▸ SHORT PROBLEM: Look through the material below. Copy each line that contains the string "auto".
— Start DATA —
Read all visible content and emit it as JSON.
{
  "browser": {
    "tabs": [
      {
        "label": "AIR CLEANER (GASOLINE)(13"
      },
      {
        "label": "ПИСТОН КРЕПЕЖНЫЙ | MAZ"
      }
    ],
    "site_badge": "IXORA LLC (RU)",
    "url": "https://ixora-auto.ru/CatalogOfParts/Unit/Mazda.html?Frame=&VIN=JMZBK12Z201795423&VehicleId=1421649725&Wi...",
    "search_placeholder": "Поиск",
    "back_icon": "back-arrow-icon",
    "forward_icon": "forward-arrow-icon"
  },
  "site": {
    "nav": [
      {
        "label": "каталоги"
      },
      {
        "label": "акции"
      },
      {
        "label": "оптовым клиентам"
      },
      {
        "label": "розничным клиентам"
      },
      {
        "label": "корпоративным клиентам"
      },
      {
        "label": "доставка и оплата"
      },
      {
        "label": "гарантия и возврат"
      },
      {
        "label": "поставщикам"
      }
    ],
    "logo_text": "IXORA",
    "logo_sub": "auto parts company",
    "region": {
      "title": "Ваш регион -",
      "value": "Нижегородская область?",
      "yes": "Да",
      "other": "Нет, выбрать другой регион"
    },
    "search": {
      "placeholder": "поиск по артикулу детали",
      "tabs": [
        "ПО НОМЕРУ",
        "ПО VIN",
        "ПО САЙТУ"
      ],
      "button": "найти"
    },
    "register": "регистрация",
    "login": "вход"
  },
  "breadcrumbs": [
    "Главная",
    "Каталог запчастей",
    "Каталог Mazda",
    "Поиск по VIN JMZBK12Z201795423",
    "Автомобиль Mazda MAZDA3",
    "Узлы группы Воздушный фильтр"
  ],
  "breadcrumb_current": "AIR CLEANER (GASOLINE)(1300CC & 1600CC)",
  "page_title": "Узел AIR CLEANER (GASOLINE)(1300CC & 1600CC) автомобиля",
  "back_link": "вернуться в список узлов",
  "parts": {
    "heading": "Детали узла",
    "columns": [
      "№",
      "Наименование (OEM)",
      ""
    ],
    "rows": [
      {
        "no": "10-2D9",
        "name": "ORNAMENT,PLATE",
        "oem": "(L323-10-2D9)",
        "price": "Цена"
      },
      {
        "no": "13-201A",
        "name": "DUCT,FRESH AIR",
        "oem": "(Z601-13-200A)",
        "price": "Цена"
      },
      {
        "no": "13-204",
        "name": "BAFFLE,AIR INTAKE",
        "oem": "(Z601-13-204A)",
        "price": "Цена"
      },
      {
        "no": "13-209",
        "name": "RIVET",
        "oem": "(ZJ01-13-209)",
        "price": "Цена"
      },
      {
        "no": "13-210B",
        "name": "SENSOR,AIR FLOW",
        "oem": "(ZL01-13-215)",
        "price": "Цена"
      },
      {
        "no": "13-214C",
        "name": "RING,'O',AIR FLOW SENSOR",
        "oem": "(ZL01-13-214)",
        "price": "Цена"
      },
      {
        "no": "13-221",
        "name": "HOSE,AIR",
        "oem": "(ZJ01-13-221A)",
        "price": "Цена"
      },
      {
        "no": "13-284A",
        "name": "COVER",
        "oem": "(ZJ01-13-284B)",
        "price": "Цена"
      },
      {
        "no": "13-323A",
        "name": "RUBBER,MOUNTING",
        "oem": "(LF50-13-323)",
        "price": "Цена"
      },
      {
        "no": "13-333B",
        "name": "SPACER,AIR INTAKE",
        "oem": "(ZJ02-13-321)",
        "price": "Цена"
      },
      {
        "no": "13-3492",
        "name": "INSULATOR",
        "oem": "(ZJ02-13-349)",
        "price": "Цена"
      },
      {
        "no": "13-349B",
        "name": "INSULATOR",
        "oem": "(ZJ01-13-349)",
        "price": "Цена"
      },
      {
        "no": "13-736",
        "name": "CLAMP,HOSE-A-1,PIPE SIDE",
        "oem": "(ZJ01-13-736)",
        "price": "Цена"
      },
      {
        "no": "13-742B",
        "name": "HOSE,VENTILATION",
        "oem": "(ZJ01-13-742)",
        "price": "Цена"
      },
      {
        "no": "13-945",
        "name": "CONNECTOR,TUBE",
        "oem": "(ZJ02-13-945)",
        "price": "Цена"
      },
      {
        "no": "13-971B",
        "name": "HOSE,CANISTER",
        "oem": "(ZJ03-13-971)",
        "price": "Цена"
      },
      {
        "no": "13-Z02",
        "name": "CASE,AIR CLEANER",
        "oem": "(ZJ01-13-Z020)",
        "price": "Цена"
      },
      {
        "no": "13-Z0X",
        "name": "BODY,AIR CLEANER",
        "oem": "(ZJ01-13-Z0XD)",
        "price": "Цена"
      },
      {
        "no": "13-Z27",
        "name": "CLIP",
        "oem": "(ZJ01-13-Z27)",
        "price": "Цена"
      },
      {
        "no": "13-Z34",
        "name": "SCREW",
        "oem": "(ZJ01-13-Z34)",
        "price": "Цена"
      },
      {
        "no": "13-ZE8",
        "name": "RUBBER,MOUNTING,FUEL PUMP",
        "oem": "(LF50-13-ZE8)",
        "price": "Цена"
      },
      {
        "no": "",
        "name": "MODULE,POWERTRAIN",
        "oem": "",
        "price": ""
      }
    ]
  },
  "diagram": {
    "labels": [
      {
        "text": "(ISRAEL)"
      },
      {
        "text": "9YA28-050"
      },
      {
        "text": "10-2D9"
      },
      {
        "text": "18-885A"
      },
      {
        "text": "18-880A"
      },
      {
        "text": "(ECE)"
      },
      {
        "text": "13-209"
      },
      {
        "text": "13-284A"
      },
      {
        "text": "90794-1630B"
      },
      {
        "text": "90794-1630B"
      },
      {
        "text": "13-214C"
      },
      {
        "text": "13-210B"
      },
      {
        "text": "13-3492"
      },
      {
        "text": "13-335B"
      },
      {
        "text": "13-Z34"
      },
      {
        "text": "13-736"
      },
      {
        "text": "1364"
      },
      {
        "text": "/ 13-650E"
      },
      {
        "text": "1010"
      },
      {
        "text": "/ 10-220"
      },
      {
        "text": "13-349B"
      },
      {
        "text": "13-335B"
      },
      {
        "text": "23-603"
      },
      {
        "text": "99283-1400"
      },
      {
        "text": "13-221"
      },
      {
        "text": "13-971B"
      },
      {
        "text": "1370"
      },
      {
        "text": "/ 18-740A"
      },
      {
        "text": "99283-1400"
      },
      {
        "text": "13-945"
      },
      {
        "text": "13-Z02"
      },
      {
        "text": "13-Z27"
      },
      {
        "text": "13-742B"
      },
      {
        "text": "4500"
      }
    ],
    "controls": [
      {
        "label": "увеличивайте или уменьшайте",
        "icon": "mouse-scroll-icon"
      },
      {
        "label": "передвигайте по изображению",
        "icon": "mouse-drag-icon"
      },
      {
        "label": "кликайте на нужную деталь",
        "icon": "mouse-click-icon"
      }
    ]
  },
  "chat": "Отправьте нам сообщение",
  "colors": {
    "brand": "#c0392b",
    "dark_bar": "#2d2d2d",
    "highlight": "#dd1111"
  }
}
— End DATA —
▸ REPLY:
    "url": "https://ixora-auto.ru/CatalogOfParts/Unit/Mazda.html?Frame=&VIN=JMZBK12Z201795423&VehicleId=1421649725&Wi...",
    "logo_sub": "auto parts company",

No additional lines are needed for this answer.